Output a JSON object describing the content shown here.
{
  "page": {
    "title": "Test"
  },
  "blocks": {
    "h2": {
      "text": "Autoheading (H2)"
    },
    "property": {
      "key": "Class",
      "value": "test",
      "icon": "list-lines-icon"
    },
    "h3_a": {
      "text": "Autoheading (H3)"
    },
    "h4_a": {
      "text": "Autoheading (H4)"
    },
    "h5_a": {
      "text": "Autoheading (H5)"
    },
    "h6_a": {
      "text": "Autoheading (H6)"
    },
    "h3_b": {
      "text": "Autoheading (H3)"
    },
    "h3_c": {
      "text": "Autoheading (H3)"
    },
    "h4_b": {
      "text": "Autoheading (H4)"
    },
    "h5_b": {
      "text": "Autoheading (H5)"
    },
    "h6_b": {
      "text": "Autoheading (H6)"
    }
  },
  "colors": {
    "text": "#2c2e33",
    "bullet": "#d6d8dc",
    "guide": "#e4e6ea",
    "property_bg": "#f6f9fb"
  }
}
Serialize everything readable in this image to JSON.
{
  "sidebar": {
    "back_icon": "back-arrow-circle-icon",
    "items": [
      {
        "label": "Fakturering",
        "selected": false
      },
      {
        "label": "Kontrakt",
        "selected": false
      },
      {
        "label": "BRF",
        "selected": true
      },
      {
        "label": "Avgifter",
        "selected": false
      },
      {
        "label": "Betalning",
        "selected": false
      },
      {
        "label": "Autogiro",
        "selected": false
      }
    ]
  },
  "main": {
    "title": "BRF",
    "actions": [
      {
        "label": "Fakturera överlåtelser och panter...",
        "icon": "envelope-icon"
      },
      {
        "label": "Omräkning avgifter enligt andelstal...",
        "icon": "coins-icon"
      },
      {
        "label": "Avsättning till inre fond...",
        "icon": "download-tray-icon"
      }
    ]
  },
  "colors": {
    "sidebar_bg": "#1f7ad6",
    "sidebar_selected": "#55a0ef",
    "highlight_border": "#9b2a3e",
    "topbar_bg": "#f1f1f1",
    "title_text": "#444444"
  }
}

────────

**GOAL:**
Your task is to reproduce, exactly and exclusively, the lines from the one holding "Serialize everything readable" through the final line of the listing.

**ANSWER FOR THIS EXERCISE:**
Serialize everything readable in this image to JSON.
{
  "sidebar": {
    "back_icon": "back-arrow-circle-icon",
    "items": [
      {
        "label": "Fakturering",
        "selected": false
      },
      {
        "label": "Kontrakt",
        "selected": false
      },
      {
        "label": "BRF",
        "selected": true
      },
      {
        "label": "Avgifter",
        "selected": false
      },
      {
        "label": "Betalning",
        "selected": false
      },
      {
        "label": "Autogiro",
        "selected": false
      }
    ]
  },
  "main": {
    "title": "BRF",
    "actions": [
      {
        "label": "Fakturera överlåtelser och panter...",
        "icon": "envelope-icon"
      },
      {
        "label": "Omräkning avgifter enligt andelstal...",
        "icon": "coins-icon"
      },
      {
        "label": "Avsättning till inre fond...",
        "icon": "download-tray-icon"
      }
    ]
  },
  "colors": {
    "sidebar_bg": "#1f7ad6",
    "sidebar_selected": "#55a0ef",
    "highlight_border": "#9b2a3e",
    "topbar_bg": "#f1f1f1",
    "title_text": "#444444"
  }
}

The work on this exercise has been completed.